» **Формулировка задания**
Воспроизведите без изменений отрывок статьи начиная со слов «Престиж этой идеи» и заканчивая словами «в пустое словопрение.».

» **Статья**
==========

Престиж этой идеи природы, решительно являющейся одним из «idola fori» в эстетике, так велик, что не один автор насильственно втягивает в природу само искусство: не лишенный приятности способ отделаться от проблемы. «Поэт, – говорит Гюго, – должен, подчеркнем это, прислушиваться лишь к природе, к истине и к вдохновению, являющемуся в то же время истиной и природой»[32] Очевидно, для некоторых умов в принципе находится во всем, и это «все» им тогда нравится именовать «природой». Хорошо еще, что отсутствие ясных идей недостаточно для того, чтобы уничтожить самый предмет их, иначе проблема, сведенная к таким терминам, превратилась бы в пустое словопрение.
Это свойственное крайнему идеализму упорное стремление к оправданию искусства природой напоминает даже не «idola» Бэкона, а «кремовый торт» (Tarte a la creme) Мольера. Левек требует от искусства, чтобы оно преобразовало природу, по крайней мере в двояком отношении: во-первых, выбирая красивую натуру и, во вторых, еще идеализируя ее. Можно думать, что после этих двух операций она будет наконец достаточно неузнаваема? Ничуть не бывало: принципом искусства опять-таки остается природа. «Раз сущность искусства заключается в интерпретации красивой натуры, то искусство будет тем прекраснее и тем возвышеннее, тем художественнее, чем красивее натура, которую оно интерпретирует, и с чем большей идеальной мощью оно будет это делать»[33]. Бессмыслица последних слов, благодаря изящному построению фразы, удачно скрадывает поразительную несообразность этого, и «лицо спасено», как говорят китайцы. Нельзя безнаказанно жонглировать сущностями, если только сущности эти не превратились в простые слова. К несчастью, природа, красота в природе, искусство, даже идеал (если он действительно чувствуется) – факты, а факты упорно сопротивляются противоречию.

==========

(Записи размеченных элементов)

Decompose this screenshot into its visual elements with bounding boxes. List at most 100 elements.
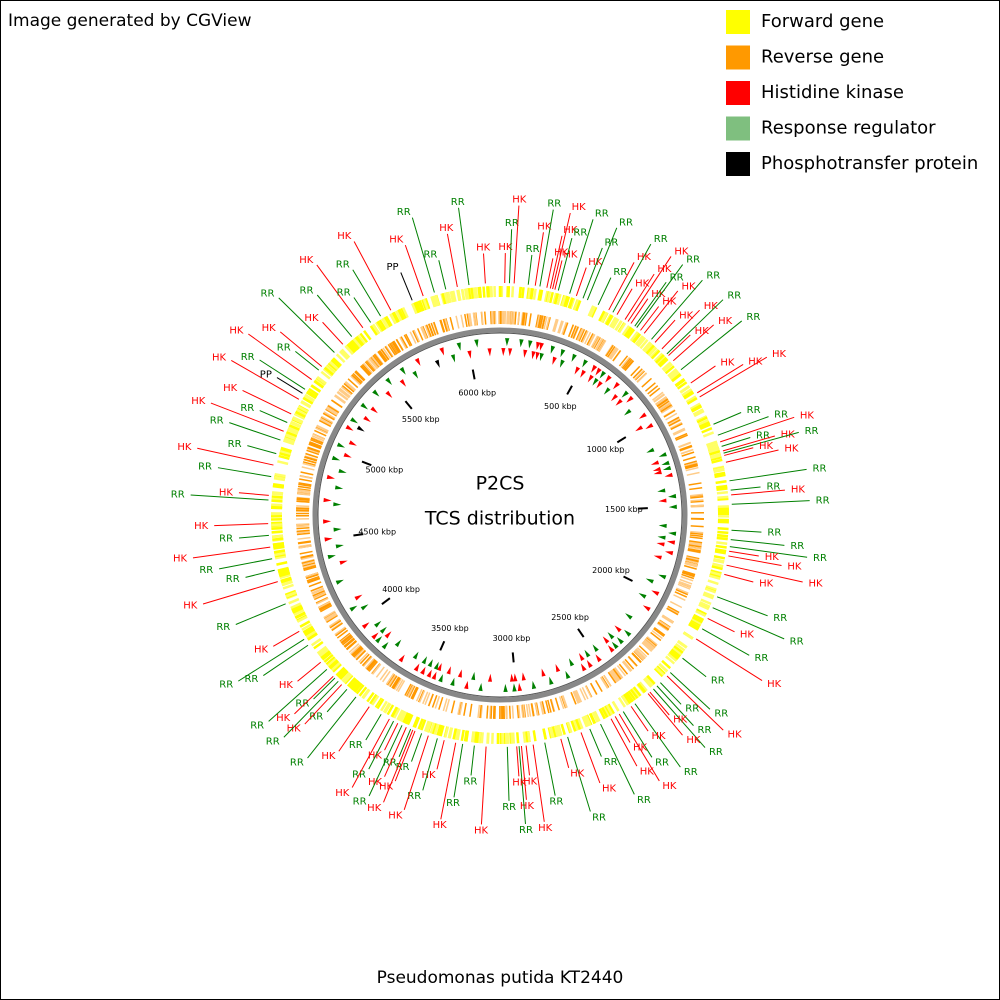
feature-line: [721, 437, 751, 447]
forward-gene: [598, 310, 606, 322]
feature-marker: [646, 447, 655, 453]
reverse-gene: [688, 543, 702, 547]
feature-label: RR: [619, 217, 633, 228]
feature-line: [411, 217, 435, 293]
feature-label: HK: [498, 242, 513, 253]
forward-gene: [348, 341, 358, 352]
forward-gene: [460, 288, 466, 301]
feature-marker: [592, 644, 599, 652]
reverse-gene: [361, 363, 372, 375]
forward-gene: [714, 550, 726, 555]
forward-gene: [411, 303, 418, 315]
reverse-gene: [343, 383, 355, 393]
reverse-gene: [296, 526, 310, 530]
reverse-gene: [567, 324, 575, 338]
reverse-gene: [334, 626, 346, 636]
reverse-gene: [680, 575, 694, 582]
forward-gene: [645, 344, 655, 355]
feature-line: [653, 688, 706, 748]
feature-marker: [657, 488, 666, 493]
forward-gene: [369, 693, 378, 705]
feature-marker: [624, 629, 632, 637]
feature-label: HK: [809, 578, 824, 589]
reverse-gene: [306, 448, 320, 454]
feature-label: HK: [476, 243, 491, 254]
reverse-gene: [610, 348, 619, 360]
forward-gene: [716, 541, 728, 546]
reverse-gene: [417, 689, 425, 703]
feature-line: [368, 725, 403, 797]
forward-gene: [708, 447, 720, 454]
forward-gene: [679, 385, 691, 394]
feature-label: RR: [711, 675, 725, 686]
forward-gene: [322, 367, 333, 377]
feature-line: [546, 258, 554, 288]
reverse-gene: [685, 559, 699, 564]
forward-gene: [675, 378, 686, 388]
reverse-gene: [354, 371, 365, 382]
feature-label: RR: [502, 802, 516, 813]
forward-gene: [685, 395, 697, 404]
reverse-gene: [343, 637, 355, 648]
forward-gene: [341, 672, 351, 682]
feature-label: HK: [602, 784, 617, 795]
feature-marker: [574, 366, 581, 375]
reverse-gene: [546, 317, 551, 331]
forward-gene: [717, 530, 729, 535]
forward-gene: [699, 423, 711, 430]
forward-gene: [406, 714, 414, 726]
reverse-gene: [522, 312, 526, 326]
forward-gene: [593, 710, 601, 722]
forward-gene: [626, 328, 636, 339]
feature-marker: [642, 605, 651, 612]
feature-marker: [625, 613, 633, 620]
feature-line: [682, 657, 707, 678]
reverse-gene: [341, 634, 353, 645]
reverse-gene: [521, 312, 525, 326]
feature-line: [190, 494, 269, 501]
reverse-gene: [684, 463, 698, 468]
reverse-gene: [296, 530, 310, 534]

==========

» **Полный ответ**
Престиж этой идеи природы, решительно являющейся одним из «idola fori» в эстетике, так велик, что не один автор насильственно втягивает в природу само искусство: не лишенный приятности способ отделаться от проблемы. «Поэт, – говорит Гюго, – должен, подчеркнем это, прислушиваться лишь к природе, к истине и к вдохновению, являющемуся в то же время истиной и природой»[32] Очевидно, для некоторых умов в принципе находится во всем, и это «все» им тогда нравится именовать «природой». Хорошо еще, что отсутствие ясных идей недостаточно для того, чтобы уничтожить самый предмет их, иначе проблема, сведенная к таким терминам, превратилась бы в пустое словопрение.